The problem: Scan the listing below and copy every line holding "label".

[Start Record set]

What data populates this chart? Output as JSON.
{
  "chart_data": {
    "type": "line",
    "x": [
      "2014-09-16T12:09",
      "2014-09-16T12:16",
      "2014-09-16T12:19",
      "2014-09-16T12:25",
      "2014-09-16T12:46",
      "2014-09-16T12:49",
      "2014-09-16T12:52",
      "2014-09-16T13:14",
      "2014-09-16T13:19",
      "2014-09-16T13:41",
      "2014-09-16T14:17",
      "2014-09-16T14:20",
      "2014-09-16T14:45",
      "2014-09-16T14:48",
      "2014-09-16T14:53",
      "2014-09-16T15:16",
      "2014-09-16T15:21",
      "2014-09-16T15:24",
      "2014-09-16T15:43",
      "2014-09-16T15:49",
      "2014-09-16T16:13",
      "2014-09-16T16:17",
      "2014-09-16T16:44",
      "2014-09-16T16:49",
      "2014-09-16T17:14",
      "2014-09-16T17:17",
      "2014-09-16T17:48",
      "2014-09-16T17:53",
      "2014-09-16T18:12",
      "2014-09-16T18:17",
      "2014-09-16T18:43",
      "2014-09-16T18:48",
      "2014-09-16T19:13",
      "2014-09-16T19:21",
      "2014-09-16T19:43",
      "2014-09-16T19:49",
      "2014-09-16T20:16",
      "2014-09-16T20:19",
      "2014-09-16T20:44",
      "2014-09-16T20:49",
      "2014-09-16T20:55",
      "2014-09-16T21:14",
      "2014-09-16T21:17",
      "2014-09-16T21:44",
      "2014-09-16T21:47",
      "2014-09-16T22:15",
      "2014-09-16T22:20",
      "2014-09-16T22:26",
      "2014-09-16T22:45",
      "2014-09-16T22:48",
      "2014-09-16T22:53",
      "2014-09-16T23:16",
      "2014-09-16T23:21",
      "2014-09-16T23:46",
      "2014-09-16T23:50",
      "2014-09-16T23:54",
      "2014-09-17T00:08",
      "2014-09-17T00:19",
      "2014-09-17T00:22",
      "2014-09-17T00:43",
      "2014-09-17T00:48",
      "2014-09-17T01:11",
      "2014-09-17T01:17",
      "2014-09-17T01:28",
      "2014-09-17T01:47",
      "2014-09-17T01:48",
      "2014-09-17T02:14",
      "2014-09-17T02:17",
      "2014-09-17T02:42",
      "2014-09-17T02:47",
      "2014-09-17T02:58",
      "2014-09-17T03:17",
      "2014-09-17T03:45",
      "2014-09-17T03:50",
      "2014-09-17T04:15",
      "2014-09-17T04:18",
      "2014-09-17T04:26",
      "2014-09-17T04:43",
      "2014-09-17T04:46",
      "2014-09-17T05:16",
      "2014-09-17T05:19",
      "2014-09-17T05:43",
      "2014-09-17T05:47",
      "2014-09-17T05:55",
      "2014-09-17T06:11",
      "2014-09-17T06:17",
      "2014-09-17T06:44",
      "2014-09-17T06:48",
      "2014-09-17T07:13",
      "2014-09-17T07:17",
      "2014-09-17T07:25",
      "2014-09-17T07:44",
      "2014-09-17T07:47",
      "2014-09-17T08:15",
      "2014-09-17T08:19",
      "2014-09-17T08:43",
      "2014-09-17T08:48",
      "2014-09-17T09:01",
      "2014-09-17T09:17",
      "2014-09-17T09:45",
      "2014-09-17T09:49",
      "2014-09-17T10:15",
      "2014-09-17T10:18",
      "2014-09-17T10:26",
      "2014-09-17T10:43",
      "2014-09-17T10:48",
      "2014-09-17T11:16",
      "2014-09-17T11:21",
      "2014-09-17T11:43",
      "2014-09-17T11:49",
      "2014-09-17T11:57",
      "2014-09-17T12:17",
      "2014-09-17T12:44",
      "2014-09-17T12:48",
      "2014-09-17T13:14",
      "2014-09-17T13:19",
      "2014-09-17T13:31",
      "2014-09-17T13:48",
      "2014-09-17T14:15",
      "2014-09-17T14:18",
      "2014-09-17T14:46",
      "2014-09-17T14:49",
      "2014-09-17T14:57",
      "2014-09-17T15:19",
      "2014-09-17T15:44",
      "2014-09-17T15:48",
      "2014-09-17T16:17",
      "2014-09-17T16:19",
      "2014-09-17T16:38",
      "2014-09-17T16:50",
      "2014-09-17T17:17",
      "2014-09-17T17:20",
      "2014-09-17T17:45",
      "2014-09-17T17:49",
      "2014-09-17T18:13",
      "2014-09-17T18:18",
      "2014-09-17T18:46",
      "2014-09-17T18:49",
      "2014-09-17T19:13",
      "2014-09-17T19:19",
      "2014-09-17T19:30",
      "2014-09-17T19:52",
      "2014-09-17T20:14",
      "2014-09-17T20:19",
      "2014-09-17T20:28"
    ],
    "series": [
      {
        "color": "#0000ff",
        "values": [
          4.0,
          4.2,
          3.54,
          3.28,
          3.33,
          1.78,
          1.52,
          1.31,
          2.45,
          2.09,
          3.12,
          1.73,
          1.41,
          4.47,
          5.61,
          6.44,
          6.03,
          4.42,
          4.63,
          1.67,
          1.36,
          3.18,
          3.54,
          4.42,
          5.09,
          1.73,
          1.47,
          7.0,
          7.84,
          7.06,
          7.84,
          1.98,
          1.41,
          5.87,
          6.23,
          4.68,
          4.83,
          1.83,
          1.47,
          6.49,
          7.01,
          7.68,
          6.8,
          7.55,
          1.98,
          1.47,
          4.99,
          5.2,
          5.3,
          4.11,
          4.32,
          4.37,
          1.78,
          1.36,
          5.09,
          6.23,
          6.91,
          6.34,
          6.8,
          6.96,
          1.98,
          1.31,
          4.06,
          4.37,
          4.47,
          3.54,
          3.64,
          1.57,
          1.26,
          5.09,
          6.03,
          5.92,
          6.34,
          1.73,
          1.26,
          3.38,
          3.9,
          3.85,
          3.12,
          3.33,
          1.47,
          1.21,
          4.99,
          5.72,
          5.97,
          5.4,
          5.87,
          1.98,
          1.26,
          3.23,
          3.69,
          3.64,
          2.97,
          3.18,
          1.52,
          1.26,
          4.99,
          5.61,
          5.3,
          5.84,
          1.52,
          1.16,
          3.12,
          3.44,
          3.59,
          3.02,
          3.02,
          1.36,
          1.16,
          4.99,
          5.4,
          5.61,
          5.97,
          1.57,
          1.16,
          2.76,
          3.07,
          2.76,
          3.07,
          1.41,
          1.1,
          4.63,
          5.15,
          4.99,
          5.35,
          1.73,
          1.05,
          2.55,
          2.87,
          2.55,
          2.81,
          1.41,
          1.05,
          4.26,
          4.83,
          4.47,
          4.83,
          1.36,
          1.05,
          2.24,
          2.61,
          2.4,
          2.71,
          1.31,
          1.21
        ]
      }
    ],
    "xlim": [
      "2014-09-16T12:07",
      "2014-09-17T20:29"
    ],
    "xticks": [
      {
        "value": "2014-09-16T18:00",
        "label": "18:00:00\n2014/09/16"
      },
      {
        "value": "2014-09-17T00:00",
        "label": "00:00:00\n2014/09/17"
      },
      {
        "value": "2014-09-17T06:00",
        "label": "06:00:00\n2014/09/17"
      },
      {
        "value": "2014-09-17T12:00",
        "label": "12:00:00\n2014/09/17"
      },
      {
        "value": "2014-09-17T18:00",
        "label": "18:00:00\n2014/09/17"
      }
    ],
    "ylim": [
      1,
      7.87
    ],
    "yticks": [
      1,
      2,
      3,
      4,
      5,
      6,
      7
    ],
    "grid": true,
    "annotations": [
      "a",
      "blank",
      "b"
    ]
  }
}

[End Record set]

Correct result:
        "label": "18:00:00\n2014/09/16"
        "label": "00:00:00\n2014/09/17"
        "label": "06:00:00\n2014/09/17"
        "label": "12:00:00\n2014/09/17"
        "label": "18:00:00\n2014/09/17"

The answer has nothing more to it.